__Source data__

* * * * *

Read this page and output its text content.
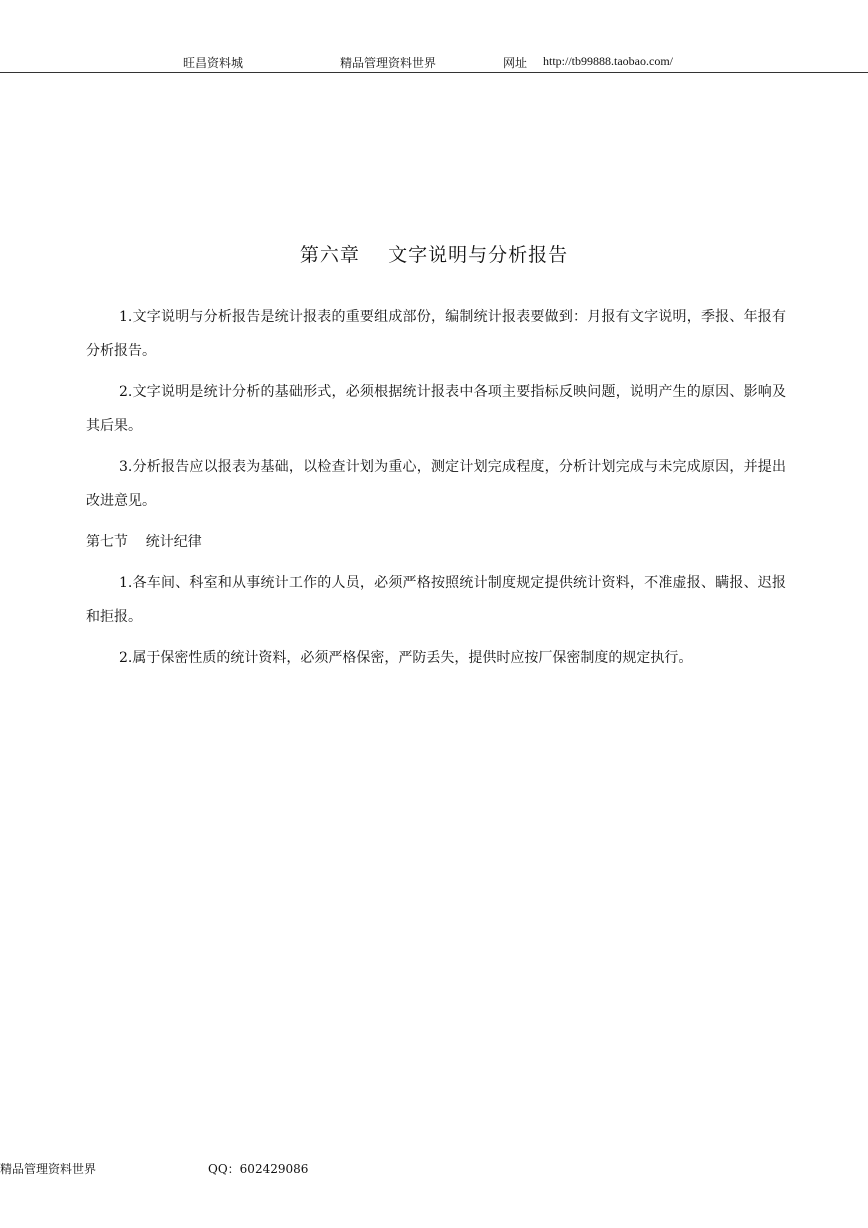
旺昌资料城	精品管理资料世界	网址 http://tb99888.taobao.com/
第六章    文字说明与分析报告

1.文字说明与分析报告是统计报表的重要组成部份，编制统计报表要做到：月报有文字说明，季报、年报有分析报告。

2.文字说明是统计分析的基础形式，必须根据统计报表中各项主要指标反映问题，说明产生的原因、影响及其后果。

3.分析报告应以报表为基础，以检查计划为重心，测定计划完成程度，分析计划完成与未完成原因，并提出改进意见。

第七节    统计纪律

1.各车间、科室和从事统计工作的人员，必须严格按照统计制度规定提供统计资料，不准虚报、瞒报、迟报和拒报。

2.属于保密性质的统计资料，必须严格保密，严防丢失，提供时应按厂保密制度的规定执行。

精品管理资料世界	QQ：602429086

* * * * *

__Goal of the exercise__
Collect the complete line wherever the string "精品管理资料世界" appears in the records.

__Output below__
旺昌资料城	精品管理资料世界	网址 http://tb99888.taobao.com/
精品管理资料世界	QQ：602429086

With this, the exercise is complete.